Short problem: Omit images. Retype all entries verbatim.

Start Input material

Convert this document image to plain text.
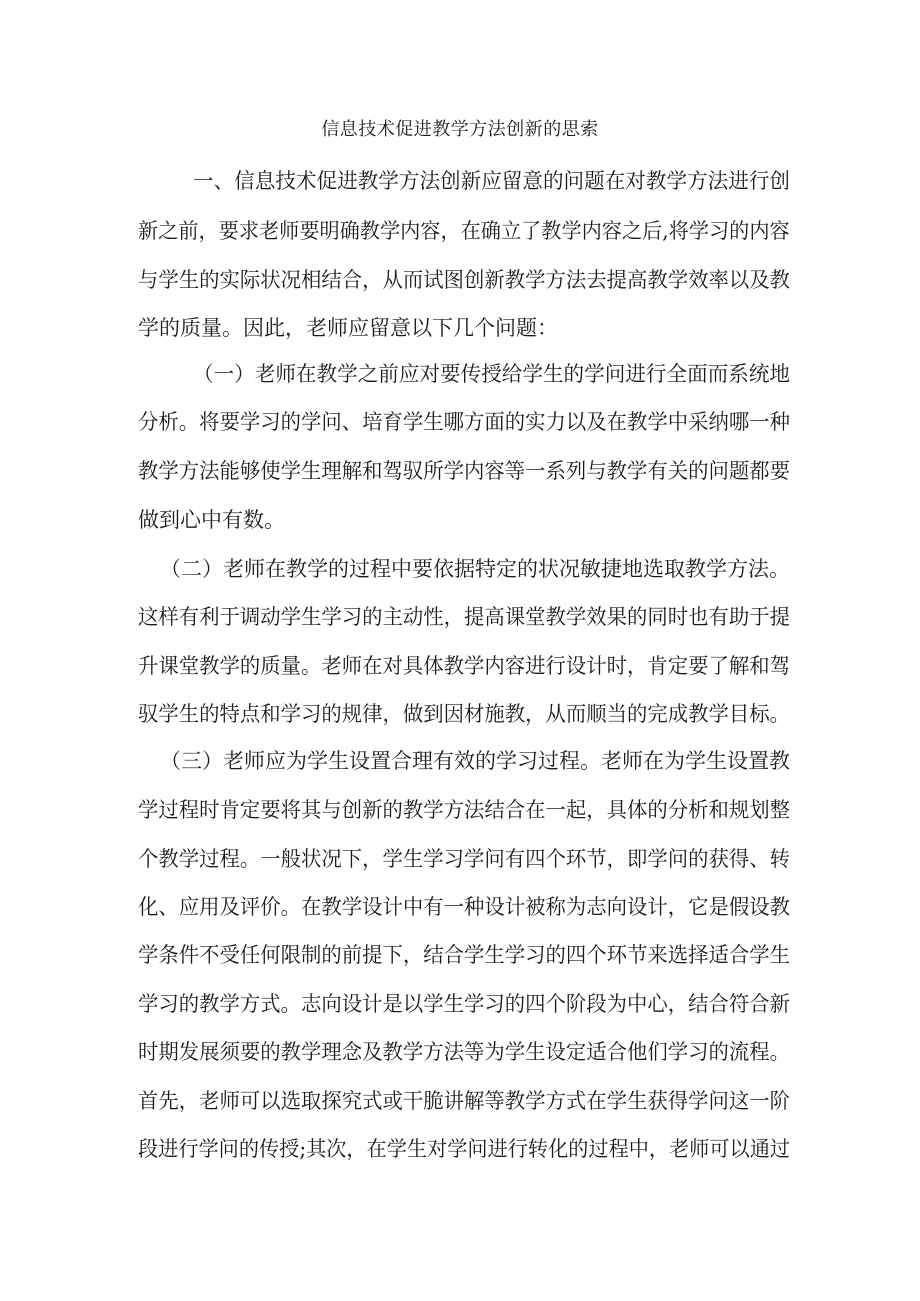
信息技术促进教学方法创新的思索
一、信息技术促进教学方法创新应留意的问题在对教学方法进行创
新之前，要求老师要明确教学内容，在确立了教学内容之后,将学习的内容
与学生的实际状况相结合，从而试图创新教学方法去提高教学效率以及教
学的质量。因此，老师应留意以下几个问题：
（一）老师在教学之前应对要传授给学生的学问进行全面而系统地
分析。将要学习的学问、培育学生哪方面的实力以及在教学中采纳哪一种
教学方法能够使学生理解和驾驭所学内容等一系列与教学有关的问题都要
做到心中有数。
（二）老师在教学的过程中要依据特定的状况敏捷地选取教学方法。
这样有利于调动学生学习的主动性，提高课堂教学效果的同时也有助于提
升课堂教学的质量。老师在对具体教学内容进行设计时，肯定要了解和驾
驭学生的特点和学习的规律，做到因材施教，从而顺当的完成教学目标。
（三）老师应为学生设置合理有效的学习过程。老师在为学生设置教
学过程时肯定要将其与创新的教学方法结合在一起，具体的分析和规划整
个教学过程。一般状况下，学生学习学问有四个环节，即学问的获得、转
化、应用及评价。在教学设计中有一种设计被称为志向设计，它是假设教
学条件不受任何限制的前提下，结合学生学习的四个环节来选择适合学生
学习的教学方式。志向设计是以学生学习的四个阶段为中心，结合符合新
时期发展须要的教学理念及教学方法等为学生设定适合他们学习的流程。
首先，老师可以选取探究式或干脆讲解等教学方式在学生获得学问这一阶
段进行学问的传授;其次，在学生对学问进行转化的过程中，老师可以通过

End Input material

Result:
Convert this document image to plain text.
信息技术促进教学方法创新的思索
一、信息技术促进教学方法创新应留意的问题在对教学方法进行创
新之前，要求老师要明确教学内容，在确立了教学内容之后,将学习的内容
与学生的实际状况相结合，从而试图创新教学方法去提高教学效率以及教
学的质量。因此，老师应留意以下几个问题：
（一）老师在教学之前应对要传授给学生的学问进行全面而系统地
分析。将要学习的学问、培育学生哪方面的实力以及在教学中采纳哪一种
教学方法能够使学生理解和驾驭所学内容等一系列与教学有关的问题都要
做到心中有数。
（二）老师在教学的过程中要依据特定的状况敏捷地选取教学方法。
这样有利于调动学生学习的主动性，提高课堂教学效果的同时也有助于提
升课堂教学的质量。老师在对具体教学内容进行设计时，肯定要了解和驾
驭学生的特点和学习的规律，做到因材施教，从而顺当的完成教学目标。
（三）老师应为学生设置合理有效的学习过程。老师在为学生设置教
学过程时肯定要将其与创新的教学方法结合在一起，具体的分析和规划整
个教学过程。一般状况下，学生学习学问有四个环节，即学问的获得、转
化、应用及评价。在教学设计中有一种设计被称为志向设计，它是假设教
学条件不受任何限制的前提下，结合学生学习的四个环节来选择适合学生
学习的教学方式。志向设计是以学生学习的四个阶段为中心，结合符合新
时期发展须要的教学理念及教学方法等为学生设定适合他们学习的流程。
首先，老师可以选取探究式或干脆讲解等教学方式在学生获得学问这一阶
段进行学问的传授;其次，在学生对学问进行转化的过程中，老师可以通过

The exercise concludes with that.